**Written request:**
Transcribe each record below word for word.

**Material:**
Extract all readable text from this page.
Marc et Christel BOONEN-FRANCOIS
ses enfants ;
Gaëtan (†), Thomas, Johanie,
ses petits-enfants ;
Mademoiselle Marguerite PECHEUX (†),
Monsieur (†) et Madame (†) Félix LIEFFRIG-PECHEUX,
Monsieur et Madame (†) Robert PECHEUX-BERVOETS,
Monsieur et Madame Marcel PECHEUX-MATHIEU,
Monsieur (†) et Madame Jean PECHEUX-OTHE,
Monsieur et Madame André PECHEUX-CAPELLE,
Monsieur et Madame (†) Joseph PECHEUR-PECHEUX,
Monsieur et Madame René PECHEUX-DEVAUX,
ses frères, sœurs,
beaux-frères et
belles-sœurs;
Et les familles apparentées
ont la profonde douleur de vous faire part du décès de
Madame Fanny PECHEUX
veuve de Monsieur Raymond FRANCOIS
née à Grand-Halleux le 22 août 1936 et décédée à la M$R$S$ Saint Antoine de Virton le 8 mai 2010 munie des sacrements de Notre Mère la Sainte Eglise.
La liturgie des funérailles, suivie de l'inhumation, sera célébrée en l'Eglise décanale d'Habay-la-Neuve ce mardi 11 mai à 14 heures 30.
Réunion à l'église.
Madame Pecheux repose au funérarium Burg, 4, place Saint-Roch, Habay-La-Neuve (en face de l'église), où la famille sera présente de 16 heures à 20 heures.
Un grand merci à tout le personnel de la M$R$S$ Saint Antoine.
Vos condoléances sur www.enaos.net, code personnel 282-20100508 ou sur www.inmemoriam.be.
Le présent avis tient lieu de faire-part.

**Exercise solution:**
Extract all readable text from this page.
Marc et Christel BOONEN-FRANCOIS
ses enfants ;
Gaëtan (†), Thomas, Johanie,
ses petits-enfants ;
Mademoiselle Marguerite PECHEUX (†),
Monsieur (†) et Madame (†) Félix LIEFFRIG-PECHEUX,
Monsieur et Madame (†) Robert PECHEUX-BERVOETS,
Monsieur et Madame Marcel PECHEUX-MATHIEU,
Monsieur (†) et Madame Jean PECHEUX-OTHE,
Monsieur et Madame André PECHEUX-CAPELLE,
Monsieur et Madame (†) Joseph PECHEUR-PECHEUX,
Monsieur et Madame René PECHEUX-DEVAUX,
ses frères, sœurs,
beaux-frères et
belles-sœurs;
Et les familles apparentées
ont la profonde douleur de vous faire part du décès de
Madame Fanny PECHEUX
veuve de Monsieur Raymond FRANCOIS
née à Grand-Halleux le 22 août 1936 et décédée à la M$R$S$ Saint Antoine de Virton le 8 mai 2010 munie des sacrements de Notre Mère la Sainte Eglise.
La liturgie des funérailles, suivie de l'inhumation, sera célébrée en l'Eglise décanale d'Habay-la-Neuve ce mardi 11 mai à 14 heures 30.
Réunion à l'église.
Madame Pecheux repose au funérarium Burg, 4, place Saint-Roch, Habay-La-Neuve (en face de l'église), où la famille sera présente de 16 heures à 20 heures.
Un grand merci à tout le personnel de la M$R$S$ Saint Antoine.
Vos condoléances sur www.enaos.net, code personnel 282-20100508 ou sur www.inmemoriam.be.
Le présent avis tient lieu de faire-part.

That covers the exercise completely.